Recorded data
____

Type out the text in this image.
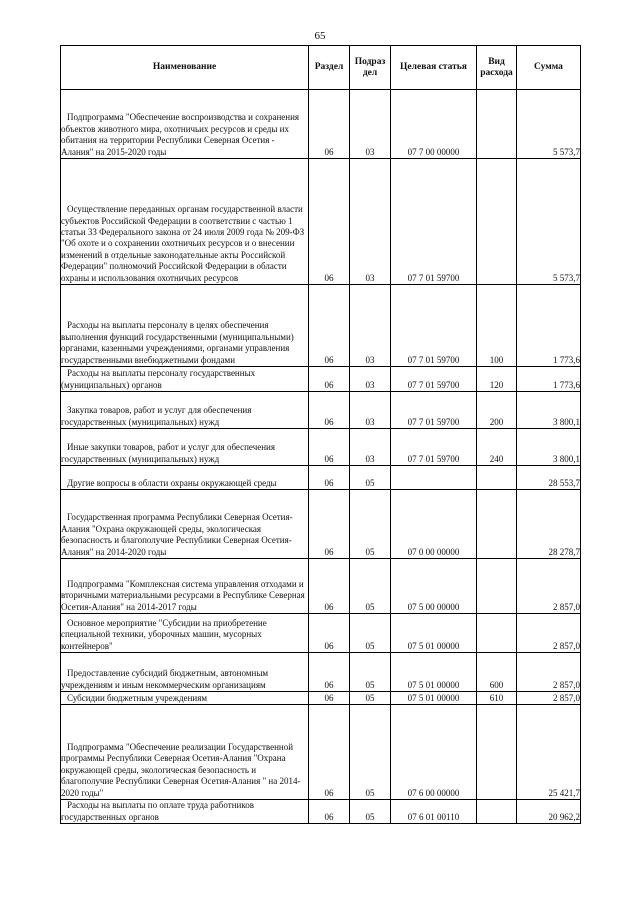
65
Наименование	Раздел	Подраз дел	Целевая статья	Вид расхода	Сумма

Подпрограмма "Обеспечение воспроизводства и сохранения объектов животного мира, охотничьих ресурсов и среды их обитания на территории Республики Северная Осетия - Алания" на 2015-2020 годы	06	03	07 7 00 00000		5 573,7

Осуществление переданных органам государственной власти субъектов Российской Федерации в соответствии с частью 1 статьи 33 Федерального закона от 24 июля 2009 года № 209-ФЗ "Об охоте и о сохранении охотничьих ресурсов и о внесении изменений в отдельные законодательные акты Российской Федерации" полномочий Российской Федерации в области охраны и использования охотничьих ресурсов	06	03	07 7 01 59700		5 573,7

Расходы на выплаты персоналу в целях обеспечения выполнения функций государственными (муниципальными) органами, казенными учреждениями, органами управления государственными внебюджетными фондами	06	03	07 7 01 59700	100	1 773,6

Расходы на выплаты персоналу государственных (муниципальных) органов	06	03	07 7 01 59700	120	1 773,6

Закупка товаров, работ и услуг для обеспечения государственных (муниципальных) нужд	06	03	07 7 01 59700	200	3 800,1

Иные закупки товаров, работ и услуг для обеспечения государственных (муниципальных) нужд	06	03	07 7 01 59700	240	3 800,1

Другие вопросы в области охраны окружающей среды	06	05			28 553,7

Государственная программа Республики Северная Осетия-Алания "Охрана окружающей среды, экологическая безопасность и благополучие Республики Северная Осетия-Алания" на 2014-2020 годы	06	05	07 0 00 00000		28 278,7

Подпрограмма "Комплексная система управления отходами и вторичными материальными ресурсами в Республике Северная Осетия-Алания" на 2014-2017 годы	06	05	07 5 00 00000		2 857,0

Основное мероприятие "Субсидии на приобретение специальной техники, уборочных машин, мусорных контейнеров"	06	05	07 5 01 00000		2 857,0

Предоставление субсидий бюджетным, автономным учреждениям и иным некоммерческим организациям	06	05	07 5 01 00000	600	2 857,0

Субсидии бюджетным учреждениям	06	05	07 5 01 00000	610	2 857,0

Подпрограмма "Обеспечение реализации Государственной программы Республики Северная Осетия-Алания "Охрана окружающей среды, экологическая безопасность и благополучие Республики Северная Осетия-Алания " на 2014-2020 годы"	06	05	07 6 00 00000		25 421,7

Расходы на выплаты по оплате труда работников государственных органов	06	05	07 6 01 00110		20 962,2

____

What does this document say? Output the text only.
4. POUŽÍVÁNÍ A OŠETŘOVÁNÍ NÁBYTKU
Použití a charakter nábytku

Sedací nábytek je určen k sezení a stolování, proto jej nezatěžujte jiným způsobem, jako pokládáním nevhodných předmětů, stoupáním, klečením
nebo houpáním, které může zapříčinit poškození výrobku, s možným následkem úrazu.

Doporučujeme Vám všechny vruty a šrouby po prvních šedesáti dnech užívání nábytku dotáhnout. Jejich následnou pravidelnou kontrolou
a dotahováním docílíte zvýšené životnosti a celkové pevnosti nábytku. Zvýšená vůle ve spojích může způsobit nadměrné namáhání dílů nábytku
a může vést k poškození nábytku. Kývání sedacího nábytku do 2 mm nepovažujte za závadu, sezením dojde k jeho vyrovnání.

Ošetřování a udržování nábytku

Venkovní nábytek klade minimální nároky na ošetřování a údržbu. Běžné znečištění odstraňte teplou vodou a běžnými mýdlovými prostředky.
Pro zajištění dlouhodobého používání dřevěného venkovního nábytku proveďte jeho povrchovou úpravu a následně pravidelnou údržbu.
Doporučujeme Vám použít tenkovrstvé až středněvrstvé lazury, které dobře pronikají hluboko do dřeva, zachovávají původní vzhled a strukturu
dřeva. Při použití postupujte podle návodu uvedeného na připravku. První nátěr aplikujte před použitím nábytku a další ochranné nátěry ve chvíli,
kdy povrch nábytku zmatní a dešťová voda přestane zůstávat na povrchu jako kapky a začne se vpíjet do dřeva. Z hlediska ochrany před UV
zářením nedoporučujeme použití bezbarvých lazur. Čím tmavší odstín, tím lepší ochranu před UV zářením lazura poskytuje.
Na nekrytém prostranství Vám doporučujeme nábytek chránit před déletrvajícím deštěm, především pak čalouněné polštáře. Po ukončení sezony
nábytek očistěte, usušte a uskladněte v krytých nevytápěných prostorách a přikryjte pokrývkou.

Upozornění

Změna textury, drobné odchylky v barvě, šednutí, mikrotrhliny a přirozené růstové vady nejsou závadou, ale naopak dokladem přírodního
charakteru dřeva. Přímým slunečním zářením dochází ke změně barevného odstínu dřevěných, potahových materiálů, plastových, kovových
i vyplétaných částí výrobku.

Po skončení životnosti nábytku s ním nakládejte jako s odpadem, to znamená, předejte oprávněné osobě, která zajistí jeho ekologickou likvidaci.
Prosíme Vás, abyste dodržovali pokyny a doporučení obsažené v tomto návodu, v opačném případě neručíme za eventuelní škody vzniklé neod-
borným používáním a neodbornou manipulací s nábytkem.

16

____

**Exercise task:**
List every line in the records above that contains the word "государственных".

**Written reply:**
Расходы на выплаты персоналу государственных (муниципальных) органов	06	03	07 7 01 59700	120	1 773,6
Закупка товаров, работ и услуг для обеспечения государственных (муниципальных) нужд	06	03	07 7 01 59700	200	3 800,1
Иные закупки товаров, работ и услуг для обеспечения государственных (муниципальных) нужд	06	03	07 7 01 59700	240	3 800,1
Расходы на выплаты по оплате труда работников государственных органов	06	05	07 6 01 00110		20 962,2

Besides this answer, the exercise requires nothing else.